Exercise: Count lines with "Heure" in them. Report only the total.

======== Dataset extract

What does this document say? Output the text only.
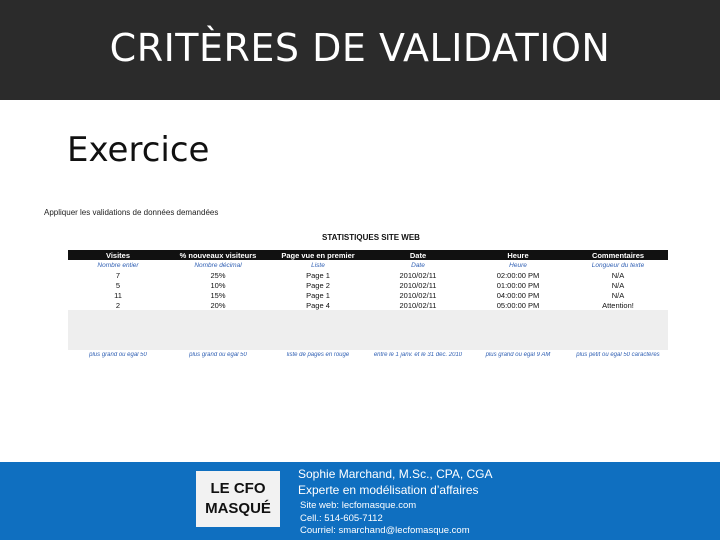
CRITÈRES DE VALIDATION
Exercice
Appliquer les validations de données demandées
STATISTIQUES SITE WEB
Visites	% nouveaux visiteurs	Page vue en premier	Date	Heure	Commentaires
Nombre entier	Nombre décimal	Liste	Date	Heure	Longueur du texte
7	25%	Page 1	2010/02/11	02:00:00 PM	N/A
5	10%	Page 2	2010/02/11	01:00:00 PM	N/A
11	15%	Page 1	2010/02/11	04:00:00 PM	N/A
2	20%	Page 4	2010/02/11	05:00:00 PM	Attention!
plus grand ou égal 50	plus grand ou égal 50	liste de pages en rouge	entre le 1 janv. et le 31 déc. 2010	plus grand ou égal 9 AM	plus petit ou égal 50 caractères
LE CFO
MASQUÉ
Sophie Marchand, M.Sc., CPA, CGA
Experte en modélisation d’affaires
Site web: lecfomasque.com
Cell.: 514-605-7112
Courriel: smarchand@lecfomasque.com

================

Task answer: 2